** Exercise aim **
Filter this material down to the lines that hold "screenshot", copying each one.

•••••

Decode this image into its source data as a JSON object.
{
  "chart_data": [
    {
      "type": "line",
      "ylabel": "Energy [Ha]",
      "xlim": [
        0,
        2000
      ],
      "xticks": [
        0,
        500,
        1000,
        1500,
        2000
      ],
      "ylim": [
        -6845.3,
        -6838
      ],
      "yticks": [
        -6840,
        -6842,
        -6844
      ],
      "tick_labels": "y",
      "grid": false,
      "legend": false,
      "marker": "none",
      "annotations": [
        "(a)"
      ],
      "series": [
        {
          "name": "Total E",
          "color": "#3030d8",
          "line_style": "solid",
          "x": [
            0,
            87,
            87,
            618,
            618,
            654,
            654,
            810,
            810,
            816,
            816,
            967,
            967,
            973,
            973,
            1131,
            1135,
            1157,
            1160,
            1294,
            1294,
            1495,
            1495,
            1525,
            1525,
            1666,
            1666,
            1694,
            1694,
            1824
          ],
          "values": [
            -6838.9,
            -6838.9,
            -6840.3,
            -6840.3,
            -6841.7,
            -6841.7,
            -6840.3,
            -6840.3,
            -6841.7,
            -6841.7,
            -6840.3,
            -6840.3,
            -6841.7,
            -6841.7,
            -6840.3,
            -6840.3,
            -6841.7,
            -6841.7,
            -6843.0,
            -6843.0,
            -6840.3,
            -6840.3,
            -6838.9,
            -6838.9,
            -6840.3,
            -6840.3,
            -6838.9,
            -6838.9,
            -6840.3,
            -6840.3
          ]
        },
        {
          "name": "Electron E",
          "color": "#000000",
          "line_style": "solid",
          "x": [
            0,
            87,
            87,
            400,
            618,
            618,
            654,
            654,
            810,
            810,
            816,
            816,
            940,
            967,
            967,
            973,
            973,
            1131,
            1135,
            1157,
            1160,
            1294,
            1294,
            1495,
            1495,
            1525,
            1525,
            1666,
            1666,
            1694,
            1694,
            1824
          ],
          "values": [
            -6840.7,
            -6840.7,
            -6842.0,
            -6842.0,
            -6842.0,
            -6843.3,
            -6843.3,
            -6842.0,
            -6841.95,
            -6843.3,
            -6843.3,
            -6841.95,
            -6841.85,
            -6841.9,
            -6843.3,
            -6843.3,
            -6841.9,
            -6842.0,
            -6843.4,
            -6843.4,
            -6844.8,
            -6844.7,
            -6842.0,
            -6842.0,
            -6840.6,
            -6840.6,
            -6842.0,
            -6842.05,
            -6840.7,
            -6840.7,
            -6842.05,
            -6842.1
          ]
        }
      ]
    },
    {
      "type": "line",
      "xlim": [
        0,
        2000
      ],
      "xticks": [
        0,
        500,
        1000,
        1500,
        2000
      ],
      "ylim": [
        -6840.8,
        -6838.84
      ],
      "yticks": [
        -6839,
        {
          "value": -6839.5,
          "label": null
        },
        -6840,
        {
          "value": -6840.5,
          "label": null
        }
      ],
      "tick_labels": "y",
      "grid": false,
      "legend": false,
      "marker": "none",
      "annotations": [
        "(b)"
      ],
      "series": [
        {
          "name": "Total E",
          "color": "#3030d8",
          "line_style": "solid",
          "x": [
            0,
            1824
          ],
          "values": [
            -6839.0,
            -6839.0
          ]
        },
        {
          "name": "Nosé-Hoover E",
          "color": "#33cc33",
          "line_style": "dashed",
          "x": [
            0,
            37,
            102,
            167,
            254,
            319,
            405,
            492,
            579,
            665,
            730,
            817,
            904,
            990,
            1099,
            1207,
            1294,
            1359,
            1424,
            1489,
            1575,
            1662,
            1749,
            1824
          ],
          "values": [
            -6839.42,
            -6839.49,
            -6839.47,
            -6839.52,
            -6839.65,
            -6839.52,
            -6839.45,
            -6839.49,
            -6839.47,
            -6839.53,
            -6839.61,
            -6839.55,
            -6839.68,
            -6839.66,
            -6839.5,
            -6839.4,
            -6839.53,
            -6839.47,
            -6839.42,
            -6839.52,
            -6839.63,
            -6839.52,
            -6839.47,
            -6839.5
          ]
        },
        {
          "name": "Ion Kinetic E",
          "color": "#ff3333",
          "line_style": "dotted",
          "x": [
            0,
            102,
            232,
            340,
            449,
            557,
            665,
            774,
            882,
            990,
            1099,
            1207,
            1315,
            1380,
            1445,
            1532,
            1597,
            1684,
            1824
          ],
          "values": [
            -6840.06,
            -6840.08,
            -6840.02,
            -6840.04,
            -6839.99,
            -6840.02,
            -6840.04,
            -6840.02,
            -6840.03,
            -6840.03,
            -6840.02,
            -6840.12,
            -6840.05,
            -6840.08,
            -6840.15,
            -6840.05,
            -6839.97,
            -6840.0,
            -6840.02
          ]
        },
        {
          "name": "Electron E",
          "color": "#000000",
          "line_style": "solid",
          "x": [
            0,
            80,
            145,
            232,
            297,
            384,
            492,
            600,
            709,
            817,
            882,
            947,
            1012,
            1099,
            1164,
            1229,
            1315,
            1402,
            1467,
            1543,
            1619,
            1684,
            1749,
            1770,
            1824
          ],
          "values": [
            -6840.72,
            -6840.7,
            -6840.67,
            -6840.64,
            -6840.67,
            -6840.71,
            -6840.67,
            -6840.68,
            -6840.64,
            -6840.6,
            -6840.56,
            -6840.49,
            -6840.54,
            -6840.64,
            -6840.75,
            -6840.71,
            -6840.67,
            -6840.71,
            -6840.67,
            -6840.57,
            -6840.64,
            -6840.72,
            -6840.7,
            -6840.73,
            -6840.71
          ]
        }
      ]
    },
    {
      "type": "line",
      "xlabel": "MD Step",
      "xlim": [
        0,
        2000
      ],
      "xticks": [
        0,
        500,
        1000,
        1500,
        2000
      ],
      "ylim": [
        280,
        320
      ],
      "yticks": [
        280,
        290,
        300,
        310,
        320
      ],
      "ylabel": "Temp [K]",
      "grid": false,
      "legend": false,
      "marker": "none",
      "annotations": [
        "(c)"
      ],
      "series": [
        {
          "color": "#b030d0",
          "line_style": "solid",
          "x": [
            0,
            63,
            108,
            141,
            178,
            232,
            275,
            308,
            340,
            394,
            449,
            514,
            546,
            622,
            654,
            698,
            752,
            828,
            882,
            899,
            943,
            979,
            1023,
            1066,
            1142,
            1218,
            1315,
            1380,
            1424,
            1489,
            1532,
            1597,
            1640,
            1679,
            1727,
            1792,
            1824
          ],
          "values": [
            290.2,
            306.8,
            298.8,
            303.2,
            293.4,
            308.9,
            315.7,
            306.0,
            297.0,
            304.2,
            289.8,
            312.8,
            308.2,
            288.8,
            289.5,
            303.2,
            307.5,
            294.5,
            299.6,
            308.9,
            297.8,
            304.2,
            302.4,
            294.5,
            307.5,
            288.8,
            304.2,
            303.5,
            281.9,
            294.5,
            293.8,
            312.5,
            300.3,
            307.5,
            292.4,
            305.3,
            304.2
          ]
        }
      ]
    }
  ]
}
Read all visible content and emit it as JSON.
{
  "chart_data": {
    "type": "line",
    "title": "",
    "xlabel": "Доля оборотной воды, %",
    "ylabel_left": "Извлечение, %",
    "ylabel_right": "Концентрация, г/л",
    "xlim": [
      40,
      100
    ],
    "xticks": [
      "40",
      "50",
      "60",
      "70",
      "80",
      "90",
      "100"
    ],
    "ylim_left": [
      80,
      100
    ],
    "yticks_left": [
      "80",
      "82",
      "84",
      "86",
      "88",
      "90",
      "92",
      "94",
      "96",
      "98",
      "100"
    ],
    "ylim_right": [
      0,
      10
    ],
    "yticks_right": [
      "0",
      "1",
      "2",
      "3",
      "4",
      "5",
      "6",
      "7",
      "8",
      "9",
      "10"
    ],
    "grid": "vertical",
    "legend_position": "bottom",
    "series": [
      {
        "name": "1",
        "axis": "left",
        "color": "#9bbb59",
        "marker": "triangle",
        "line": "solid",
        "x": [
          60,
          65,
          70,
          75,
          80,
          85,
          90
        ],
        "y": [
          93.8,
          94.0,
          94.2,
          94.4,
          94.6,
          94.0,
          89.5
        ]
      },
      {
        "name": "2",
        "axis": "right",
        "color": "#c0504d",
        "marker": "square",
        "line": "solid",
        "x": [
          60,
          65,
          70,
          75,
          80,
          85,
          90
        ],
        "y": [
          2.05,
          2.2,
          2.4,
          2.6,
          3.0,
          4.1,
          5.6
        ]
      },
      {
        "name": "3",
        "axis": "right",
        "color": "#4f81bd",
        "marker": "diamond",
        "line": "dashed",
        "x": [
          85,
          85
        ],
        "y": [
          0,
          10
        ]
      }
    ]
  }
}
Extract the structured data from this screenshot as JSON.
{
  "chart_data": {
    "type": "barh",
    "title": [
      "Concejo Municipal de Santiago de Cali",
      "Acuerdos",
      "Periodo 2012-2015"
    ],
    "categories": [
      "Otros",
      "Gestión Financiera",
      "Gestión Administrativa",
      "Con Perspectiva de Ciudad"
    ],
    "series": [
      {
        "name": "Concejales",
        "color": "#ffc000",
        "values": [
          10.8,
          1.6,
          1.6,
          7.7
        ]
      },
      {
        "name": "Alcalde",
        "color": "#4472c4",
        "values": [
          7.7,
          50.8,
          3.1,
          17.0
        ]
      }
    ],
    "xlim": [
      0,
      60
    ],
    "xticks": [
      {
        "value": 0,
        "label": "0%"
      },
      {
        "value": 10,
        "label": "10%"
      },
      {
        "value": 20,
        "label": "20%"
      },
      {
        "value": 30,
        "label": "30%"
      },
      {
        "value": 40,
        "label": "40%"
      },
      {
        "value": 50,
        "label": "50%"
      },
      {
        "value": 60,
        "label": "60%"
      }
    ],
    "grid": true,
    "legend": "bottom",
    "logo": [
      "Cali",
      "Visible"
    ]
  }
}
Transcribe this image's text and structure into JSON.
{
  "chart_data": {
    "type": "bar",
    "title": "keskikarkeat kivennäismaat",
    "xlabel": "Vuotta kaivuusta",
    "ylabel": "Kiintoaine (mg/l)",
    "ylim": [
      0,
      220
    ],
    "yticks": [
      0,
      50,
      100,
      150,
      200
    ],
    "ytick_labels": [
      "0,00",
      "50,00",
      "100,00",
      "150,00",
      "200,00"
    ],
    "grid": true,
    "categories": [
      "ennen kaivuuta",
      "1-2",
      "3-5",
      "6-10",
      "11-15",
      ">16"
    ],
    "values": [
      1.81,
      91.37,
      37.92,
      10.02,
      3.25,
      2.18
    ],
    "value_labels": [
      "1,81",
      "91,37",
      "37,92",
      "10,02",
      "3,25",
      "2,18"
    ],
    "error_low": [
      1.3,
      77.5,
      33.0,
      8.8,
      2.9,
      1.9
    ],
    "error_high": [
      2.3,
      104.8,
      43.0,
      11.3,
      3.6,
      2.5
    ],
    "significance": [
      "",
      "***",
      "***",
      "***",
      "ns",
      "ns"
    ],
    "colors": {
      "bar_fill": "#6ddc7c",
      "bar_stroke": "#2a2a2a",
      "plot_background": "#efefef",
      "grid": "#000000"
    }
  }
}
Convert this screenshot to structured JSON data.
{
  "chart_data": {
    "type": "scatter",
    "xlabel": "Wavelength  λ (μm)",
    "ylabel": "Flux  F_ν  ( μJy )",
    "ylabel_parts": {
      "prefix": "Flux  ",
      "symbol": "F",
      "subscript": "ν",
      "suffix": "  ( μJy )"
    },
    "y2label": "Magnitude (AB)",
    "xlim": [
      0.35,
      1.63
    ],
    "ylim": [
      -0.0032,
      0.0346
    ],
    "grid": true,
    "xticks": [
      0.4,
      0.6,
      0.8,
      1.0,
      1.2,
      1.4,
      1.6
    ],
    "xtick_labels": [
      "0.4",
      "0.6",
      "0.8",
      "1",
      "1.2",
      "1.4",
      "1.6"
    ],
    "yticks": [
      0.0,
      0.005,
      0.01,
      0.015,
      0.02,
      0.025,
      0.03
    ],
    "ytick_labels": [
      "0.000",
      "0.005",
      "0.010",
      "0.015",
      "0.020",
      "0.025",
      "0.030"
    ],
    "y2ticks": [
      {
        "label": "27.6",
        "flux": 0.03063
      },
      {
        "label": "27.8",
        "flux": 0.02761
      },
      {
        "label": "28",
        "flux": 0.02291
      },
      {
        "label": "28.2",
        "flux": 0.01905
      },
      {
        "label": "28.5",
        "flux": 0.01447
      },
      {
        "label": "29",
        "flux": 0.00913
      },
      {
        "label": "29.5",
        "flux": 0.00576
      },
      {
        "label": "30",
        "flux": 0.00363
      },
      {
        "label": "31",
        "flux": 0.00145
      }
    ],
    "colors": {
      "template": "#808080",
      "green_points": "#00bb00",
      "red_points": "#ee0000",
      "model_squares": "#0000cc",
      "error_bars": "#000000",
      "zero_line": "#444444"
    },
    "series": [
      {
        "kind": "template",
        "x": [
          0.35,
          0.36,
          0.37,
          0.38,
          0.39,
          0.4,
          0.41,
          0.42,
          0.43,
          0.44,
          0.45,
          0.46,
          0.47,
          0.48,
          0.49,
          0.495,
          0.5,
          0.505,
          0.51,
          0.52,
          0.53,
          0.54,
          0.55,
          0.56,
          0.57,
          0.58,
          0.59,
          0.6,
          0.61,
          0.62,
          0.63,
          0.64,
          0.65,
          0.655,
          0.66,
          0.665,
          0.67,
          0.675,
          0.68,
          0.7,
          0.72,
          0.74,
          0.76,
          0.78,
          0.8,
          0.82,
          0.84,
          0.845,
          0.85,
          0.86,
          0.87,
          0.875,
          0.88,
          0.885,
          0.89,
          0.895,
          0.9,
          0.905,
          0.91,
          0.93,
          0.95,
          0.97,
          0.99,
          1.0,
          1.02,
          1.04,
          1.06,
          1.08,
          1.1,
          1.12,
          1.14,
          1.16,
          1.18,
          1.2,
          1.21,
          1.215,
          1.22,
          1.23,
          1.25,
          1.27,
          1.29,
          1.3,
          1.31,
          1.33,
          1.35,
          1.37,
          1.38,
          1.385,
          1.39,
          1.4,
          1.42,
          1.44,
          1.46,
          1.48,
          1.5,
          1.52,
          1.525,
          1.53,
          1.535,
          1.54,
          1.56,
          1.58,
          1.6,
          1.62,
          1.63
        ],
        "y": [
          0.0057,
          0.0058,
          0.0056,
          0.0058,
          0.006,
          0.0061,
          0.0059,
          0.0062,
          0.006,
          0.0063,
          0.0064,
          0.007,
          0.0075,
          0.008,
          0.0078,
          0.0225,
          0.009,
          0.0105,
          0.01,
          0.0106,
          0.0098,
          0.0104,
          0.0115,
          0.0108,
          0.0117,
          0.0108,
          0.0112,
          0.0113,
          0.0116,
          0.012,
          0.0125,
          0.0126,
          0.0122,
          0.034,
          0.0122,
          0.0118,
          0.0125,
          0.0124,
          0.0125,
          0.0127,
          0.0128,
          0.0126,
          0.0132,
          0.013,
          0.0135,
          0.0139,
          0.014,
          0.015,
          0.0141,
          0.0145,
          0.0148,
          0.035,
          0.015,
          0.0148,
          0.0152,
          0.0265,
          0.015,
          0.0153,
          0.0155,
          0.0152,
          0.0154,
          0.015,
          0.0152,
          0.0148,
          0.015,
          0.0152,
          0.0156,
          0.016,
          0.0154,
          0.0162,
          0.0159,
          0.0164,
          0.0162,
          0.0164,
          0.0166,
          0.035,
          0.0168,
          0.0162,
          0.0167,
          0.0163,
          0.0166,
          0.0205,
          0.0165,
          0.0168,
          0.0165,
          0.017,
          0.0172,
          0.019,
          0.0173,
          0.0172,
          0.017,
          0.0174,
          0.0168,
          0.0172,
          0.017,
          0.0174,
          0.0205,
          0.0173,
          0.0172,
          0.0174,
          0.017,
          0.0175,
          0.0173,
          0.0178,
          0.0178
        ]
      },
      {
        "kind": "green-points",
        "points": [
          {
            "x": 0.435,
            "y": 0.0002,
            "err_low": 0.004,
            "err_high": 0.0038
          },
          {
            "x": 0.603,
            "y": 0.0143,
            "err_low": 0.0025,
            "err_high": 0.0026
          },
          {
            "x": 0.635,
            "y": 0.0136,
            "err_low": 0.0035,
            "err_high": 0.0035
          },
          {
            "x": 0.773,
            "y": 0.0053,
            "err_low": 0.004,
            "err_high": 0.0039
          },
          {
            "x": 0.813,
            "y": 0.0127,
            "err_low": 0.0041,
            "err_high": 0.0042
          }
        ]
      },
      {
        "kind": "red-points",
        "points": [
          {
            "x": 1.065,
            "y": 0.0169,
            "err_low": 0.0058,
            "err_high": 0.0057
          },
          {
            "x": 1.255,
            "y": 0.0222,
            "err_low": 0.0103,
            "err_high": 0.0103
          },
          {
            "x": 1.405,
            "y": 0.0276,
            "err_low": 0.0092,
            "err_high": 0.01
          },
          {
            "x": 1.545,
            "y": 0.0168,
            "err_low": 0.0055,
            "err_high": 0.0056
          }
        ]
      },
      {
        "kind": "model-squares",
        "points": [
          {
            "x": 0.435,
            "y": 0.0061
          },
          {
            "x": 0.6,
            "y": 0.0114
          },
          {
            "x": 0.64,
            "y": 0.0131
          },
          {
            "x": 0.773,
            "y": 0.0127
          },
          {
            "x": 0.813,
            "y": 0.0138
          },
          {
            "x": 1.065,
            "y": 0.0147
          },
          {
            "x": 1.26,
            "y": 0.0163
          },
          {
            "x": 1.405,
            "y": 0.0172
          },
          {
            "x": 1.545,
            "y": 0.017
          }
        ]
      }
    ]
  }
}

•••••

** Task output **
Extract the structured data from this screenshot as JSON.
Convert this screenshot to structured JSON data.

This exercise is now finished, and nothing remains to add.